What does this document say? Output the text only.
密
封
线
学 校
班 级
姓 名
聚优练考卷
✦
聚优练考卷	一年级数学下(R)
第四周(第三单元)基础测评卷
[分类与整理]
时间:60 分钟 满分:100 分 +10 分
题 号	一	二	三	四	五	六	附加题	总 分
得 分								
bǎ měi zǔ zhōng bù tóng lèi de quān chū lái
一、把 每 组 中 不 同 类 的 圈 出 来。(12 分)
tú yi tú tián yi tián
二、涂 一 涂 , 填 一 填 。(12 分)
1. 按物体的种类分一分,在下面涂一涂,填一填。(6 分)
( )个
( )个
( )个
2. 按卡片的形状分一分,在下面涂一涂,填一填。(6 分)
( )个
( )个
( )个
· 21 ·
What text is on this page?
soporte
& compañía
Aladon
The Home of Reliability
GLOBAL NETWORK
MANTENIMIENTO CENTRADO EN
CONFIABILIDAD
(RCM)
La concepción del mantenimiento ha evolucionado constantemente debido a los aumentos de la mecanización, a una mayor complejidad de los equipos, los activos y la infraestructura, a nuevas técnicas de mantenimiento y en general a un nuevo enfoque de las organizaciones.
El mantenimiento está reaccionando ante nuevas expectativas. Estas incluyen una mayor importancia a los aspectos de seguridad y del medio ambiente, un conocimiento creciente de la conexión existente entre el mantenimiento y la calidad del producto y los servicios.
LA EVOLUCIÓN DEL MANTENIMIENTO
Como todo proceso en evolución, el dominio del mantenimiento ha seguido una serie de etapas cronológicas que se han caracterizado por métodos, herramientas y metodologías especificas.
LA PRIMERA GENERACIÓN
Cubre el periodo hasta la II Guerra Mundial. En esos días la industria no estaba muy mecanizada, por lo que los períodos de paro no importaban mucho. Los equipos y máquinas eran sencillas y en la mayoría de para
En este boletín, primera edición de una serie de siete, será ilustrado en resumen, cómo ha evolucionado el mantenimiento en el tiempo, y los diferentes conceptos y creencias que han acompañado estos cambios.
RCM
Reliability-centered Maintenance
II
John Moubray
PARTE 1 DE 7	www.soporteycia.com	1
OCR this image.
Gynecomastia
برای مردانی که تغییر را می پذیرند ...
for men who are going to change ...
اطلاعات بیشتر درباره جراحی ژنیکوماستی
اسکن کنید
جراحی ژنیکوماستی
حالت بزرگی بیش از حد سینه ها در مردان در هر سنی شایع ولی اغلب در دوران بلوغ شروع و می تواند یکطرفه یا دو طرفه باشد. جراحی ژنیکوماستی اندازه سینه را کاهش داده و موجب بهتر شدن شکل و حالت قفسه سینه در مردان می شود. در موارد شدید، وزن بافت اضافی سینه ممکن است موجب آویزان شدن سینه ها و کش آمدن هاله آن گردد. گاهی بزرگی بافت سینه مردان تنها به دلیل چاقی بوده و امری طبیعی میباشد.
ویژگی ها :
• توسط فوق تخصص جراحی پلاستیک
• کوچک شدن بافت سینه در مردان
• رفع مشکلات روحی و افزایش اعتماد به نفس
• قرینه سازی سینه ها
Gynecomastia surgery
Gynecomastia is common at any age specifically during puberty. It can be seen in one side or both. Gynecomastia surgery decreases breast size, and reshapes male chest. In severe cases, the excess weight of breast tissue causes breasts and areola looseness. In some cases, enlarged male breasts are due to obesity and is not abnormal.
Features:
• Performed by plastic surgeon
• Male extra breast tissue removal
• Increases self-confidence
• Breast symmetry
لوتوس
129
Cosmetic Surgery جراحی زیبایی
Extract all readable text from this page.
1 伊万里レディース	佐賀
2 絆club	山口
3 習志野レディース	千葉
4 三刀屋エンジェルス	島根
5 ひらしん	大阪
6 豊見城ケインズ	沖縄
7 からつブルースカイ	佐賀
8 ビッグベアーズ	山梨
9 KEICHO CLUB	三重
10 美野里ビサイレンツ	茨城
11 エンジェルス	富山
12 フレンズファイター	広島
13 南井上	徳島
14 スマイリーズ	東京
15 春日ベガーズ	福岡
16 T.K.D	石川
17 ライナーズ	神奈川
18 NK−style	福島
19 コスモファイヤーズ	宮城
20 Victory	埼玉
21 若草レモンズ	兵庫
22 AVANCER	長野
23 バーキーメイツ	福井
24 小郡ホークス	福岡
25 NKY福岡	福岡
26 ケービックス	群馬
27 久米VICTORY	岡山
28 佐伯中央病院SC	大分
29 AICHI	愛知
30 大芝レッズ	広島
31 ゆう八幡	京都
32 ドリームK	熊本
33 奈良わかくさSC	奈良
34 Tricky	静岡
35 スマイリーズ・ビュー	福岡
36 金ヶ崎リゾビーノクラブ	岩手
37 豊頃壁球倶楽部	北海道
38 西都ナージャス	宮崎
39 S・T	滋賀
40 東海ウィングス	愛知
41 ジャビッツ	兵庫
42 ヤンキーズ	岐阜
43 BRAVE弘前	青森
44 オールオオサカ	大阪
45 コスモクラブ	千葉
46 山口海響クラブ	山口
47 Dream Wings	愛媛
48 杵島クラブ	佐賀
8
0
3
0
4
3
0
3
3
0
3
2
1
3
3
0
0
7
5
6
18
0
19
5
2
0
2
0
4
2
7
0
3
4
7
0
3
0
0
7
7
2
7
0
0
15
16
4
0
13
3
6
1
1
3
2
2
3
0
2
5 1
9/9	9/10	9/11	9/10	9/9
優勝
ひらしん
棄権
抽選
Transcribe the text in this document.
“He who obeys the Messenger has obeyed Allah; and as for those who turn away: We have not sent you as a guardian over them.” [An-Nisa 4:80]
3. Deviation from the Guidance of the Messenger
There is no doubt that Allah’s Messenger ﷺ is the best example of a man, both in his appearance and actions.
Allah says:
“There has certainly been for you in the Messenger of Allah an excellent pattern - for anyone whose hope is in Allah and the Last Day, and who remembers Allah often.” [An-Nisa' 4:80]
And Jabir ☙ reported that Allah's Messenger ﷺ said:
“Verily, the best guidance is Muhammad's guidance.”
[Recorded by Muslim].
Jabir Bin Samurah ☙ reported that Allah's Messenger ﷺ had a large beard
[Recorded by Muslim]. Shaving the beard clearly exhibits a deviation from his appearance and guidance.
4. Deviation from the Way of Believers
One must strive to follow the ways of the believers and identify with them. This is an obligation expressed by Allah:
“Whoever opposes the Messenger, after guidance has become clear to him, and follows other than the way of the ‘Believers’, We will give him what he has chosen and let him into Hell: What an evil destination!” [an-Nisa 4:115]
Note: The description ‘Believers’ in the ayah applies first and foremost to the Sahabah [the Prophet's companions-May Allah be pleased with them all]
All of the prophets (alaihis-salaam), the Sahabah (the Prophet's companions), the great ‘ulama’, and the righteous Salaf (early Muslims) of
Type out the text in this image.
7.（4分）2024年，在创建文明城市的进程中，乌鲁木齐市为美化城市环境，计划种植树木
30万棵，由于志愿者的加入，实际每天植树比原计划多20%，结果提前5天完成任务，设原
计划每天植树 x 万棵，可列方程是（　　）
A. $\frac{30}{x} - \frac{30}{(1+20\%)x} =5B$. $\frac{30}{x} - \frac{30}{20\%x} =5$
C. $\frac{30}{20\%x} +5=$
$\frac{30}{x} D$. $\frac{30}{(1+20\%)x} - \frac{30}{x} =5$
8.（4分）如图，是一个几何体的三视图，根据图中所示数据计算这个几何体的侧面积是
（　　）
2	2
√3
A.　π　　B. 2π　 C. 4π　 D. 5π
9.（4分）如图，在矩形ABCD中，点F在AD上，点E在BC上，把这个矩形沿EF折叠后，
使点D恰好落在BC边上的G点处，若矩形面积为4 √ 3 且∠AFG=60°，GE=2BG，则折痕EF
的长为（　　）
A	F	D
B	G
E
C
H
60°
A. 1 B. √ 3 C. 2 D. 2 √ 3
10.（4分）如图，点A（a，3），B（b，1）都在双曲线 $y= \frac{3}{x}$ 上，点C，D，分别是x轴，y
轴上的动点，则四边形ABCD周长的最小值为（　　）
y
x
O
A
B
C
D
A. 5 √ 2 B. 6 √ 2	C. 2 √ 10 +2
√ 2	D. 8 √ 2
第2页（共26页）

#### [TASK GOAL]
Search the entries for the word "image" and gather every line where it appears.

#### [THE OUTPUT]
OCR this image.
Type out the text in this image.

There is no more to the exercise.